▸ REQUIRED WORK: Check each line of the listing below for the string "younger", and give only how many lines hold it.

▸ INPUT ROWS:
════════════════════

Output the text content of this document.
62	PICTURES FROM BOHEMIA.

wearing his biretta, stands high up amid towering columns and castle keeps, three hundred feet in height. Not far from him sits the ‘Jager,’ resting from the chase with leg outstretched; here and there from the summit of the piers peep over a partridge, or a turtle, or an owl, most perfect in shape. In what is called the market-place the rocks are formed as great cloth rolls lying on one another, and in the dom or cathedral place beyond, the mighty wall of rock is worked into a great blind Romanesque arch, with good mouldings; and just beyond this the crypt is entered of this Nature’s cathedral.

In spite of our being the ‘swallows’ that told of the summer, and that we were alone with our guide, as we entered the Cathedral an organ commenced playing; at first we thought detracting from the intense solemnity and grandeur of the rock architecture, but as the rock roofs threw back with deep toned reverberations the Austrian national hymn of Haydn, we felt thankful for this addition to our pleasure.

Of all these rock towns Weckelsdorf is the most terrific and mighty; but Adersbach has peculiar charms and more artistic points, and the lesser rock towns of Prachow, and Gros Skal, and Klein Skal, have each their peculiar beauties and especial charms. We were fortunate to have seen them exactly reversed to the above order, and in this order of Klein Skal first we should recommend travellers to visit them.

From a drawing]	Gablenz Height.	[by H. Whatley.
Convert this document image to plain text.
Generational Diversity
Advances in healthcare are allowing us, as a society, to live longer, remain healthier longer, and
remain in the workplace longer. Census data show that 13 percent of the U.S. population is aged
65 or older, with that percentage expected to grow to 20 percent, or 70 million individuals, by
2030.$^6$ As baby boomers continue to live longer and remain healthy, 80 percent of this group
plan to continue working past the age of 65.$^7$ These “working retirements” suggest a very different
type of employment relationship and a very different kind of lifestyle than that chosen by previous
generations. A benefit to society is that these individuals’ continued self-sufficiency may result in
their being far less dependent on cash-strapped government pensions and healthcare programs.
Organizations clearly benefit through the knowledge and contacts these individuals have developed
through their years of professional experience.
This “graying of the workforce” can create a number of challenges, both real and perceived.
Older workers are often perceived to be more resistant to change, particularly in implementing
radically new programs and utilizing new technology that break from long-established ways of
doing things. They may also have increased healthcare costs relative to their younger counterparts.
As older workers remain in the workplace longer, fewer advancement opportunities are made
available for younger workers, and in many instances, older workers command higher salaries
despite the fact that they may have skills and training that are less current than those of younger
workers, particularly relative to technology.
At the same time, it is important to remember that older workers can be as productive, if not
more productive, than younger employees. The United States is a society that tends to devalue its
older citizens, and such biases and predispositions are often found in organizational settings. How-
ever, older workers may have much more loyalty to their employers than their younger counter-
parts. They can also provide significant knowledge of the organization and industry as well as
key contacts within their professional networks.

════════════════════

▸ WRITTEN RESPONSE: 5